■ DO THIS ■
All of the data should be repeated exactly; pictures are not part of the copy.

■ EXERCISE INPUTS ■

════════════════════

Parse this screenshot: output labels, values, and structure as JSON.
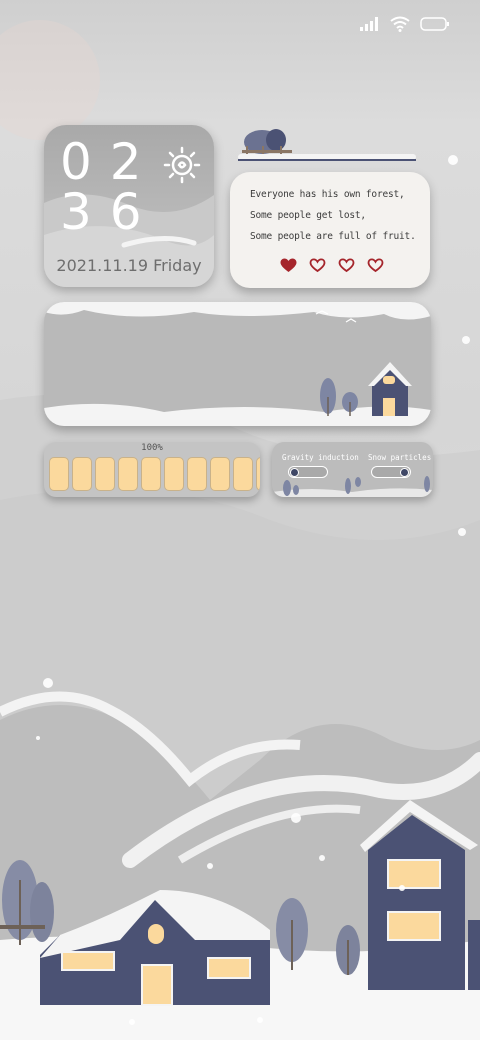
{
  "status_bar": {
    "signal_icon": "signal-icon",
    "wifi_icon": "wifi-icon",
    "battery_icon": "battery-icon"
  },
  "clock_widget": {
    "hour": "02",
    "minute": "36",
    "date": "2021.11.19 Friday",
    "weather_icon": "sun-icon"
  },
  "quote_widget": {
    "lines": [
      "Everyone has his own forest,",
      "Some people get lost,",
      "Some people are full of fruit."
    ],
    "hearts": [
      {
        "filled": true
      },
      {
        "filled": false
      },
      {
        "filled": false
      },
      {
        "filled": false
      }
    ],
    "heart_fill_color": "#a5252b"
  },
  "battery_widget": {
    "label": "100%",
    "level": 1.0,
    "cells": 10,
    "cell_color": "#fbd99d"
  },
  "toggle_widget": {
    "gravity": {
      "label": "Gravity induction",
      "state": "off"
    },
    "snow": {
      "label": "Snow particles",
      "state": "on"
    }
  },
  "colors": {
    "house": "#4b5274",
    "window": "#fbd99d",
    "snow": "#f4f4f4",
    "tree": "#7e86a3"
  }
}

════════════════════

■ EXERCISE RESULT ■
Parse this screenshot: output labels, values, and structure as JSON.
{
  "status_bar": {
    "signal_icon": "signal-icon",
    "wifi_icon": "wifi-icon",
    "battery_icon": "battery-icon"
  },
  "clock_widget": {
    "hour": "02",
    "minute": "36",
    "date": "2021.11.19 Friday",
    "weather_icon": "sun-icon"
  },
  "quote_widget": {
    "lines": [
      "Everyone has his own forest,",
      "Some people get lost,",
      "Some people are full of fruit."
    ],
    "hearts": [
      {
        "filled": true
      },
      {
        "filled": false
      },
      {
        "filled": false
      },
      {
        "filled": false
      }
    ],
    "heart_fill_color": "#a5252b"
  },
  "battery_widget": {
    "label": "100%",
    "level": 1.0,
    "cells": 10,
    "cell_color": "#fbd99d"
  },
  "toggle_widget": {
    "gravity": {
      "label": "Gravity induction",
      "state": "off"
    },
    "snow": {
      "label": "Snow particles",
      "state": "on"
    }
  },
  "colors": {
    "house": "#4b5274",
    "window": "#fbd99d",
    "snow": "#f4f4f4",
    "tree": "#7e86a3"
  }
}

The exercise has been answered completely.